Only the number is wanted: how many lines of these entries contain the word "Application"?

--*--

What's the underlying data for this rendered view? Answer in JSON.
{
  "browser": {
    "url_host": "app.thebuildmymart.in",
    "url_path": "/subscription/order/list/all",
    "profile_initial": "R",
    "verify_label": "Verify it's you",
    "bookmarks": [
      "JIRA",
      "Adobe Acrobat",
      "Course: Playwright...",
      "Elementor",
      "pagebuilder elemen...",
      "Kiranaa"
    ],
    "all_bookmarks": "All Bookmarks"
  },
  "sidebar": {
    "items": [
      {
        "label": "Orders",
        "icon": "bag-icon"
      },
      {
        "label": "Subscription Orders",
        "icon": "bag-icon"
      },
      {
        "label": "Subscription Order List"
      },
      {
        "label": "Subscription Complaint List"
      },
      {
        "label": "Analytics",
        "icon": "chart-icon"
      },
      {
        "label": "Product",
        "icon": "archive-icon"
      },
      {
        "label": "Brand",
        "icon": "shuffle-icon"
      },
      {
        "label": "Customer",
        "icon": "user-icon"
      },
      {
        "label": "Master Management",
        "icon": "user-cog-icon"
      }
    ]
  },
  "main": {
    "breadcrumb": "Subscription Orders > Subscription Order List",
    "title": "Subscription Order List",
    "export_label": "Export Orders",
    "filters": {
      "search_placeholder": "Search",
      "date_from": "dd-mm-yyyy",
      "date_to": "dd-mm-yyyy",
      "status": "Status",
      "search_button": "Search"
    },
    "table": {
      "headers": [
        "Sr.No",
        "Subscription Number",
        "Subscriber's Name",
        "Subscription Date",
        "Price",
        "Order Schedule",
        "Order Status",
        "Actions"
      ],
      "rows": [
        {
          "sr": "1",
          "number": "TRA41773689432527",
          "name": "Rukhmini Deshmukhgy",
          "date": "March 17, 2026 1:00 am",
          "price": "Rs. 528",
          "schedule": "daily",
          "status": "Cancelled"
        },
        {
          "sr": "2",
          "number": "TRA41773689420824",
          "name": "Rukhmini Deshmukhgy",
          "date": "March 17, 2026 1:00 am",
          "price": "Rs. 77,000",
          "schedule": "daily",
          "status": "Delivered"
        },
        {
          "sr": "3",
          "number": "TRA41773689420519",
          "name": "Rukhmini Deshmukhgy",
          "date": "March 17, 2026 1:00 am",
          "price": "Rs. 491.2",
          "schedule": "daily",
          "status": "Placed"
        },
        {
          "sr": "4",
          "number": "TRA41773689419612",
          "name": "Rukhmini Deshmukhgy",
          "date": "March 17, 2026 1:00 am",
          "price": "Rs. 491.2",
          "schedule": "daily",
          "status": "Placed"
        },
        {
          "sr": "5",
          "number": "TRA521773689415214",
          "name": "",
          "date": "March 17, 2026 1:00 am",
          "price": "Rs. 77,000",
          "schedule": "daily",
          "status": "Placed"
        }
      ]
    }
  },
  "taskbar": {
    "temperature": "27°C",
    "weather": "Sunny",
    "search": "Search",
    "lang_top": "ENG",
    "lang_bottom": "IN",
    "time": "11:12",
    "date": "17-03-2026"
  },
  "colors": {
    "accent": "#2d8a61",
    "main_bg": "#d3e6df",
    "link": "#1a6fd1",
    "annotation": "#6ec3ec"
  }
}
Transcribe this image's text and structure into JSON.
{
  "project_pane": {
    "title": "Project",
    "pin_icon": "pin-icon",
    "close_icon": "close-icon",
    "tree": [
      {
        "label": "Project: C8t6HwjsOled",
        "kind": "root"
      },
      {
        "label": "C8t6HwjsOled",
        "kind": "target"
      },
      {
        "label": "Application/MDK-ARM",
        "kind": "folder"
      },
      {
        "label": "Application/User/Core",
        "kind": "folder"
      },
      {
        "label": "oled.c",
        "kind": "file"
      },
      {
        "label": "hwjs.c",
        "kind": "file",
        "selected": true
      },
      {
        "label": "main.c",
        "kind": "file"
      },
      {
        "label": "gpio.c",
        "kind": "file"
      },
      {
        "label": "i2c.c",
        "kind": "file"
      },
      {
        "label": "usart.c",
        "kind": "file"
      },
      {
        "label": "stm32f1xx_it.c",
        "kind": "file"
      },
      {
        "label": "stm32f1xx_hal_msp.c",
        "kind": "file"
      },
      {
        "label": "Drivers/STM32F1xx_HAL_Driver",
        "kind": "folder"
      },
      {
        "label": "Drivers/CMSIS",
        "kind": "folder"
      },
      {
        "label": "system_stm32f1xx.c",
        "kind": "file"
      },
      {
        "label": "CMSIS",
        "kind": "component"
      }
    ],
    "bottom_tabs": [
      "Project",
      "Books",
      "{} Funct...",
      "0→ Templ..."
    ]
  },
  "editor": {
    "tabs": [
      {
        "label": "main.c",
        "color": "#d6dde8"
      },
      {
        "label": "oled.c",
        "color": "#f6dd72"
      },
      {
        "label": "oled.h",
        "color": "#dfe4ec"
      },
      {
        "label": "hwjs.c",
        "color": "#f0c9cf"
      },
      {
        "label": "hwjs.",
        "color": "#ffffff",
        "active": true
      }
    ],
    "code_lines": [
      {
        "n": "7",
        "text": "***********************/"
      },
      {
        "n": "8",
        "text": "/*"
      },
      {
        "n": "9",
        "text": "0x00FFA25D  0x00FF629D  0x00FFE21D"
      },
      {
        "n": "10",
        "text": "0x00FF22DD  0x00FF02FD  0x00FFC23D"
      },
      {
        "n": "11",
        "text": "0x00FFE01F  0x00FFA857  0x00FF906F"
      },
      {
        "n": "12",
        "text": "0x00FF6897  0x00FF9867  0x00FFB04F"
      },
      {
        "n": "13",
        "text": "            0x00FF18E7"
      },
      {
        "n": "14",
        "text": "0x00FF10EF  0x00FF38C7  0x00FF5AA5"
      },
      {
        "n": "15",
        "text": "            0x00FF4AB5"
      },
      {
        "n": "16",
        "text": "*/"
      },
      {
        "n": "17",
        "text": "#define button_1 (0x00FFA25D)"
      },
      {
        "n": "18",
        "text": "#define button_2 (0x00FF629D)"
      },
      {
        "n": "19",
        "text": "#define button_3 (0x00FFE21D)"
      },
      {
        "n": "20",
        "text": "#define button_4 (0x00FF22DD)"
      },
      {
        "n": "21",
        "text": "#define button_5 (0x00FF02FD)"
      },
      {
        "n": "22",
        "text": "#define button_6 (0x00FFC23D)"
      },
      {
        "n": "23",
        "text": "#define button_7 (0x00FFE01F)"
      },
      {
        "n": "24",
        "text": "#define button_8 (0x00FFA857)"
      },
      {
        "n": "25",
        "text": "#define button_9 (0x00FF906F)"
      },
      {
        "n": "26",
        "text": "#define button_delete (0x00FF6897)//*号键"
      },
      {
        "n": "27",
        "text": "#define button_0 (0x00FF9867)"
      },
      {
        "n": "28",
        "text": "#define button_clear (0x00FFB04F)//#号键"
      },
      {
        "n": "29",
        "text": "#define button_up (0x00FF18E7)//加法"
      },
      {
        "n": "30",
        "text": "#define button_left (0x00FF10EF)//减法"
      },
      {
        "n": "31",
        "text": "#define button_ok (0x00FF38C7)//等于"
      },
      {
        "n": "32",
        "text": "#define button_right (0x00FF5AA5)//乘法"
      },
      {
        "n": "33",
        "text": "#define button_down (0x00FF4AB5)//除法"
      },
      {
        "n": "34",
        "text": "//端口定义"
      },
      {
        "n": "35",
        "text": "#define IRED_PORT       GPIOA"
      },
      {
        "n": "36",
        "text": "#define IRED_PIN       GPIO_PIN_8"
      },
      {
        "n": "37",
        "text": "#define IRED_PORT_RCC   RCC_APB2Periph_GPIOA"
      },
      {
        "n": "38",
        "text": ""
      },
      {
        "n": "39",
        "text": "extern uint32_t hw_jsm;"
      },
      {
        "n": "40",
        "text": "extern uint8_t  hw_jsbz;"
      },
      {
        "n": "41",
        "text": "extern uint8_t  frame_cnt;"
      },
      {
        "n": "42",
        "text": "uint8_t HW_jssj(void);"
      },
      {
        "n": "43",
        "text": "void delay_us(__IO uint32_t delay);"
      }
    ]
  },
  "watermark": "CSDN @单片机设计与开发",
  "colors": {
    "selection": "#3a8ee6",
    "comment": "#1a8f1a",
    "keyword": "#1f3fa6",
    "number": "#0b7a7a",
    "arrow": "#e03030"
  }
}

--*--

- [Finished answer]:
2